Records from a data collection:

○ ○ ○

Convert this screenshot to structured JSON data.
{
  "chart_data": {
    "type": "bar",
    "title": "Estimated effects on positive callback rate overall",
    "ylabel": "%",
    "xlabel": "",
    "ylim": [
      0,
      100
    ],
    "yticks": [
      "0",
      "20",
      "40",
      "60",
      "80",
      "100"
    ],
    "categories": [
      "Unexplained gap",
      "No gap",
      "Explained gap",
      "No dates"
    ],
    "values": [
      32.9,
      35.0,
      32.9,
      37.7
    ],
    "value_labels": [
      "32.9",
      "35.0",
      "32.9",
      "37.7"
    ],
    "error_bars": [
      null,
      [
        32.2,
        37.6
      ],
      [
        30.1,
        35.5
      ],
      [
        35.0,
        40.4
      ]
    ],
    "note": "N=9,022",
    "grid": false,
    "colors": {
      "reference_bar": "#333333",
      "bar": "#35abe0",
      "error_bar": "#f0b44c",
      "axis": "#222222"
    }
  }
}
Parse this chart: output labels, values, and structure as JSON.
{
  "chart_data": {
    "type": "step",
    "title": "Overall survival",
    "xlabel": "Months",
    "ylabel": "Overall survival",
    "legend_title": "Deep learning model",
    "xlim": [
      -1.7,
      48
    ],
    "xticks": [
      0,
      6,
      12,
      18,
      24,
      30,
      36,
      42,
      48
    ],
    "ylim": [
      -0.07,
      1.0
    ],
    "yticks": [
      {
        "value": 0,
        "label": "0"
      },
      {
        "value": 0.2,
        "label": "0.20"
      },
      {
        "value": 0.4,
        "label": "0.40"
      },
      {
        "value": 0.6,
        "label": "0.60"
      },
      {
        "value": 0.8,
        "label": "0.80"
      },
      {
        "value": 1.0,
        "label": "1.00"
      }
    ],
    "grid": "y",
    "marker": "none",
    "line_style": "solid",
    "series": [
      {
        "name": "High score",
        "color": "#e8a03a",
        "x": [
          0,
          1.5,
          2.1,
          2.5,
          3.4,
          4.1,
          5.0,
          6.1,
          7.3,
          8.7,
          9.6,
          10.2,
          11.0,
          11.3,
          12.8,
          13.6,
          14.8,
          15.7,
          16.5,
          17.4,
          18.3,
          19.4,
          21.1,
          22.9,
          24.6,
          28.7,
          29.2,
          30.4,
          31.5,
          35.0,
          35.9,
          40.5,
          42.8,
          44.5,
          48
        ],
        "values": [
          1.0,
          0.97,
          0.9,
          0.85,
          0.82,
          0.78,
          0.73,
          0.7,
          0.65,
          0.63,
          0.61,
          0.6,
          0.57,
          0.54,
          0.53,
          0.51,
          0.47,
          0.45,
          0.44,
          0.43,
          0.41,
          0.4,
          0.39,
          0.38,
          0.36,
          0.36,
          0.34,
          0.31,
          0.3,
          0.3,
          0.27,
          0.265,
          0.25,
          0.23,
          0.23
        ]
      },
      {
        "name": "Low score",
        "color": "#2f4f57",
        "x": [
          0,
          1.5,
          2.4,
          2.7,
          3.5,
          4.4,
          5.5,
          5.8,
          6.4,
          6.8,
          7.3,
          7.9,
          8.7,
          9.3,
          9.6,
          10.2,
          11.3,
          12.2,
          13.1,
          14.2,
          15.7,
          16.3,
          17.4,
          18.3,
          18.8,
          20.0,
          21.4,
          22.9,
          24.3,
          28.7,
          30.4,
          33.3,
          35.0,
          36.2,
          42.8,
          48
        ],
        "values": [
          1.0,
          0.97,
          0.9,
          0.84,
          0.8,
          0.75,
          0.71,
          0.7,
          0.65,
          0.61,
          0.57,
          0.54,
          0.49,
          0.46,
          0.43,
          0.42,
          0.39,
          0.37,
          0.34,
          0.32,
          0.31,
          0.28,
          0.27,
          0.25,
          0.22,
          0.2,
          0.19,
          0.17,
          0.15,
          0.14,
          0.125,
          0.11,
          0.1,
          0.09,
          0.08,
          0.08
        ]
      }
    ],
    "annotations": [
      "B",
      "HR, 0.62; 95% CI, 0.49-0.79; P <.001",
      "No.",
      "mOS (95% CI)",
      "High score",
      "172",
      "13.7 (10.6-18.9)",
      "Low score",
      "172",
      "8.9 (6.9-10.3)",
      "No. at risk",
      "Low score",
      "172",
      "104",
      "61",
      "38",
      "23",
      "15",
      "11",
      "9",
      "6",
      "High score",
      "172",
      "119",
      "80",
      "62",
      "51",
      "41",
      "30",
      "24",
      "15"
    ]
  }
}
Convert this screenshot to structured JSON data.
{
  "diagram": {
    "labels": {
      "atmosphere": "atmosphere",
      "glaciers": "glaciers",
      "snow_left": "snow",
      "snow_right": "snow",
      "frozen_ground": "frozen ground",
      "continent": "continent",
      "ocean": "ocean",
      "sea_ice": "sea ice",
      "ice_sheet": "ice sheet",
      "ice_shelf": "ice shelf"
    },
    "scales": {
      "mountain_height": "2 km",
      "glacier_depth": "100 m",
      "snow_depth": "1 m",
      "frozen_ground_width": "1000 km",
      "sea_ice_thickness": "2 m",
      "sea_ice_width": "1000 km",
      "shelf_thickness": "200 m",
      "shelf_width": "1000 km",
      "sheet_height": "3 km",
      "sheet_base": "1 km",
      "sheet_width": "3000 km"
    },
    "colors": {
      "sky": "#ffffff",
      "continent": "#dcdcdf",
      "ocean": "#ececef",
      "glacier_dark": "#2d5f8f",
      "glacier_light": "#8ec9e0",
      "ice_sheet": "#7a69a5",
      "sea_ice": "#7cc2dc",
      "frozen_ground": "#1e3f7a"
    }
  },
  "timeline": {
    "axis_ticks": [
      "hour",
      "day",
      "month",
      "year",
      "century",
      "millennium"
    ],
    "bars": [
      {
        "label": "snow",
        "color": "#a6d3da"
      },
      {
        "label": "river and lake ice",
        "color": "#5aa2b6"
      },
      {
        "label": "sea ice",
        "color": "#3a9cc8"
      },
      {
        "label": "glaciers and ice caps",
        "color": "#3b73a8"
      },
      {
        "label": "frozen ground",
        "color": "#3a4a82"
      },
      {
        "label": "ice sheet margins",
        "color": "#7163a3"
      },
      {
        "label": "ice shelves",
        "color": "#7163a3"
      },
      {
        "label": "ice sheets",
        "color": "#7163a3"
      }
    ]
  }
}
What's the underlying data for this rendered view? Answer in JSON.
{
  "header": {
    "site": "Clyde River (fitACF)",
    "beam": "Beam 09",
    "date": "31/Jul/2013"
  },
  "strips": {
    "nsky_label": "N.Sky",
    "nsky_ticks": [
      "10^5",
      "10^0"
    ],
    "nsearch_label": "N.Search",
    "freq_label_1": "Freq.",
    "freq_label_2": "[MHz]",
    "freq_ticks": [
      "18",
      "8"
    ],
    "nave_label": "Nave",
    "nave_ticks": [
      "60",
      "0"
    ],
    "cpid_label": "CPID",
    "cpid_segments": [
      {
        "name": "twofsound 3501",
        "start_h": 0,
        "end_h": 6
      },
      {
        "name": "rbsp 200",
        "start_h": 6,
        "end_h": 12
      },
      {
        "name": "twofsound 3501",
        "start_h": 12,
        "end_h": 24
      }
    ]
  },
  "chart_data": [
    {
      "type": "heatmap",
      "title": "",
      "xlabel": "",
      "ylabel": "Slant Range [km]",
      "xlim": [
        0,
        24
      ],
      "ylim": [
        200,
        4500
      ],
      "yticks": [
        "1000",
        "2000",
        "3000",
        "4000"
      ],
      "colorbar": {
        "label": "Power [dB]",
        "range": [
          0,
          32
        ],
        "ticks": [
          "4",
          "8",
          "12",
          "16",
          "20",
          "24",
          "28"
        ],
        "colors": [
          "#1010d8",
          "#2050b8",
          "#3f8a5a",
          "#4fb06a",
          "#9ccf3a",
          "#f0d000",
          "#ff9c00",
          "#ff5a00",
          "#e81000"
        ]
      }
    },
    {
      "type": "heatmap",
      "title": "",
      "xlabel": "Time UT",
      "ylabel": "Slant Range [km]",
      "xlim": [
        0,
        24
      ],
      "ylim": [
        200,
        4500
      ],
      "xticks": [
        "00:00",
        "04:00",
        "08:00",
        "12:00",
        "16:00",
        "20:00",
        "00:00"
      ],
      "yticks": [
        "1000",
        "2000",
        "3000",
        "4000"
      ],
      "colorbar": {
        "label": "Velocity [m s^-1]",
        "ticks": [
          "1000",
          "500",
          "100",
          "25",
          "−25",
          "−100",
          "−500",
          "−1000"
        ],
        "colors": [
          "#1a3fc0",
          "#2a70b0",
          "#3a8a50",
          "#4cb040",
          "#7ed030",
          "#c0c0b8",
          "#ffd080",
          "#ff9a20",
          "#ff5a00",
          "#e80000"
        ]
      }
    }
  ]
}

○ ○ ○

* Instructions for the task
Copy every line of the listing containing the string "xlabel".

* Result of the task
    "xlabel": "",
    "xlabel": "Months",
      "xlabel": "",
      "xlabel": "Time UT",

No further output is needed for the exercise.